» **TASK GOAL**:
Examine the material below and count the lines that hold the word "Bundle". Report only the number.

START EXTRACTED MATERIAL

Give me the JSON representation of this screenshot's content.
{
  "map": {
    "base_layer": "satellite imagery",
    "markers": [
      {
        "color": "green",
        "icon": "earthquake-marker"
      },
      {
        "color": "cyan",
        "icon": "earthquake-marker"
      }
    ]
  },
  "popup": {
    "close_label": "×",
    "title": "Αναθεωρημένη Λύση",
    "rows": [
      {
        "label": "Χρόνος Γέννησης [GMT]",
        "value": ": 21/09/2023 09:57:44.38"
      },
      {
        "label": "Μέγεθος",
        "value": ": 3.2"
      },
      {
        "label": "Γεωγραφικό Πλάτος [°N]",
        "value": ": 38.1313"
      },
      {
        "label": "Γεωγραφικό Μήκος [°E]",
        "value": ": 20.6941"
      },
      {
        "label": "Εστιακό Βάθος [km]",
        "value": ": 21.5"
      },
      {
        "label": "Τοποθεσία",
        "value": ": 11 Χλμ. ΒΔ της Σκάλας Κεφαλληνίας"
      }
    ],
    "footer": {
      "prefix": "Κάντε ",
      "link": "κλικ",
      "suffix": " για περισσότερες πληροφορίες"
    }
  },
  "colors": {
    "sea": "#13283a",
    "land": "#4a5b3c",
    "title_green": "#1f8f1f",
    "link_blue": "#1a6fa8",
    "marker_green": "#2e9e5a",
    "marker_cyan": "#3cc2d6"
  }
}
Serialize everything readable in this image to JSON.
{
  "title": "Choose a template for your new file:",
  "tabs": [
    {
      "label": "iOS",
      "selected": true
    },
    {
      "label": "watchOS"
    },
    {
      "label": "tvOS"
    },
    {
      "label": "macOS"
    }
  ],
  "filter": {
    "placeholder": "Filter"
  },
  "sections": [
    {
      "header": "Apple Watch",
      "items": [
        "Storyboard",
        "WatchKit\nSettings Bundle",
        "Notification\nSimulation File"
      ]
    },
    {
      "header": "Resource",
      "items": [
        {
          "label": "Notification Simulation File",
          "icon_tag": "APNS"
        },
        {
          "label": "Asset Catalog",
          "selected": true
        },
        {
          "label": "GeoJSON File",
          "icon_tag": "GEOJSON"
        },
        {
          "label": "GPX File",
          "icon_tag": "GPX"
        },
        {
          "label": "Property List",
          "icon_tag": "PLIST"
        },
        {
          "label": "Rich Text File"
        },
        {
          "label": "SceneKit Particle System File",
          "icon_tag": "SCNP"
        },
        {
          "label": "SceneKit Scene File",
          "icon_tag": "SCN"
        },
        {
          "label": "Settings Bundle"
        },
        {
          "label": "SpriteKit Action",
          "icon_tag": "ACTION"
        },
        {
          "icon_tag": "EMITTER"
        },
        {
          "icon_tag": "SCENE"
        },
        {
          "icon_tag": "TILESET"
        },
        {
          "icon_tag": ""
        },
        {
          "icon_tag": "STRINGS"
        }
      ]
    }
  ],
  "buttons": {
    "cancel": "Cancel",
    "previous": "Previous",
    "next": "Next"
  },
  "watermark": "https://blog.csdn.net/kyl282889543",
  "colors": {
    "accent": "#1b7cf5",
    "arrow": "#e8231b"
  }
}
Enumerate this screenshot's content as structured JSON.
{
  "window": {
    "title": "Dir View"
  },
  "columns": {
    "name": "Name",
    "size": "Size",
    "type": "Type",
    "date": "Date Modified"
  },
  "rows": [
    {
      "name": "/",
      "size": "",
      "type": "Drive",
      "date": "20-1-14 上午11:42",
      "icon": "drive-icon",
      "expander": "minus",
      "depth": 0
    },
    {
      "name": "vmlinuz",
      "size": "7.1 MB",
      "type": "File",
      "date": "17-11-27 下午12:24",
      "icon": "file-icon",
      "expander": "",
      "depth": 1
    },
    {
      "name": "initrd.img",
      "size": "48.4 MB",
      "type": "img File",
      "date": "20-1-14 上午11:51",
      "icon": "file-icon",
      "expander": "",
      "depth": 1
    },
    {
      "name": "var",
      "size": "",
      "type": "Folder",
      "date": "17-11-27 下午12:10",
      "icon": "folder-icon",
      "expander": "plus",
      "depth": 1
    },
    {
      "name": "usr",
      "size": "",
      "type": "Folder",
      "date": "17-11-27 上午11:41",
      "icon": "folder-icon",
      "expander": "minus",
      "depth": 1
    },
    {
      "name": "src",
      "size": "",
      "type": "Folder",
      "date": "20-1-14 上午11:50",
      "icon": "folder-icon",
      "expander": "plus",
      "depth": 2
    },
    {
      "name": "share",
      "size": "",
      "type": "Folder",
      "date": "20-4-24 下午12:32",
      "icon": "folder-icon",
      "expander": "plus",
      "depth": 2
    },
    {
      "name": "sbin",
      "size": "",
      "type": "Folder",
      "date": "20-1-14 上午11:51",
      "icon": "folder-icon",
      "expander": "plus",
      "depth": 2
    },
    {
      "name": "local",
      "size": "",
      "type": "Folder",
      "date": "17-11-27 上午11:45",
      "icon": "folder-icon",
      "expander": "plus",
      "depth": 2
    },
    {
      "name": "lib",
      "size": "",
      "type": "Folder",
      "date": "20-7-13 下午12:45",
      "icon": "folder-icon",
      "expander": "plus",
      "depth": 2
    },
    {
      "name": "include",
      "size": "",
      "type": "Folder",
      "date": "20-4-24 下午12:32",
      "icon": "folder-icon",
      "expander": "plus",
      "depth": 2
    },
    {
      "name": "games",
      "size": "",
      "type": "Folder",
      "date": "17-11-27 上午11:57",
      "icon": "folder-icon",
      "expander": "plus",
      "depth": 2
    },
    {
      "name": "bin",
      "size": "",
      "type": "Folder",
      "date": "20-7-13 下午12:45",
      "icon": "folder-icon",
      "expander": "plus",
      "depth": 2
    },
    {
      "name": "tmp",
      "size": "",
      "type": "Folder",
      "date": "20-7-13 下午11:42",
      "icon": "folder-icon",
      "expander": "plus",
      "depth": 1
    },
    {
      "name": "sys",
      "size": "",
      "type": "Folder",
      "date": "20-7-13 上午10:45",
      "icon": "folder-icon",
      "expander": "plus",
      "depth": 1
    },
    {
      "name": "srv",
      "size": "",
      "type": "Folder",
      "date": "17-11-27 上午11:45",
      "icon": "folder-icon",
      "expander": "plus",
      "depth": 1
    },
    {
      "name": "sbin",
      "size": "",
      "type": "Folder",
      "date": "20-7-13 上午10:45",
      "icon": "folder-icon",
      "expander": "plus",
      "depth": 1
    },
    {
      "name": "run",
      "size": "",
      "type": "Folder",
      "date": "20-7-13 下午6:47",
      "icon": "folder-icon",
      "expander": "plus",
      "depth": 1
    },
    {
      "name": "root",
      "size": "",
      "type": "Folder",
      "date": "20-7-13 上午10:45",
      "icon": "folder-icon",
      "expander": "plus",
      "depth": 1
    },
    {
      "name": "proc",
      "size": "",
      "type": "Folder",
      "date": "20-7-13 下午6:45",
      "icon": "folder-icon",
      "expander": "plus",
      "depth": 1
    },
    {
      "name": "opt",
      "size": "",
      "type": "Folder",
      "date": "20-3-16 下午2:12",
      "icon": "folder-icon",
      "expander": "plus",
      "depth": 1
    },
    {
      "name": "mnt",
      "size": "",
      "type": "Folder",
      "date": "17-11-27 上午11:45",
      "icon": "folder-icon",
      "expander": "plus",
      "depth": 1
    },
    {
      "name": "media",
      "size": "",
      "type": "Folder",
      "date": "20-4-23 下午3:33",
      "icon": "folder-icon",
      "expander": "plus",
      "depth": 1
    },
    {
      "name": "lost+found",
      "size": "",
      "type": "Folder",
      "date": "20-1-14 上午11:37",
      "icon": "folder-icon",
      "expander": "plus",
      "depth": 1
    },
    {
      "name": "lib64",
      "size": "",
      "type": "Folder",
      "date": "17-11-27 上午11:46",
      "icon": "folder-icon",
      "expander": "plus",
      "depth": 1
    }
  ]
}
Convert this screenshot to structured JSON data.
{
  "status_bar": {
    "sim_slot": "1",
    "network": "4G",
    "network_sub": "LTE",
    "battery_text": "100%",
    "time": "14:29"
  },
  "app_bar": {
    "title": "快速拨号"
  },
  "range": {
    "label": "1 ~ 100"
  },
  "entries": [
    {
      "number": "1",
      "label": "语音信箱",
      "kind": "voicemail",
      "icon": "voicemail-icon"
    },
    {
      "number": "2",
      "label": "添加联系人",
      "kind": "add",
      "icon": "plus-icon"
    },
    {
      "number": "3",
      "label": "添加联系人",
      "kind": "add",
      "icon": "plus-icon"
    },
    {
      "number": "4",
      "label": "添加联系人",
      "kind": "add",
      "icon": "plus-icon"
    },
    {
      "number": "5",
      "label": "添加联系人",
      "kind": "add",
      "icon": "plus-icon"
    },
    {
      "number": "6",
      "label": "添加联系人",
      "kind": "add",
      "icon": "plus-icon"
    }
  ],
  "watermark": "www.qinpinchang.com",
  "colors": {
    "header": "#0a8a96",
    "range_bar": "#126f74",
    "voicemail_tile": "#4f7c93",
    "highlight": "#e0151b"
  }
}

END EXTRACTED MATERIAL

» **OUTPUT FOR THIS TASK**:
2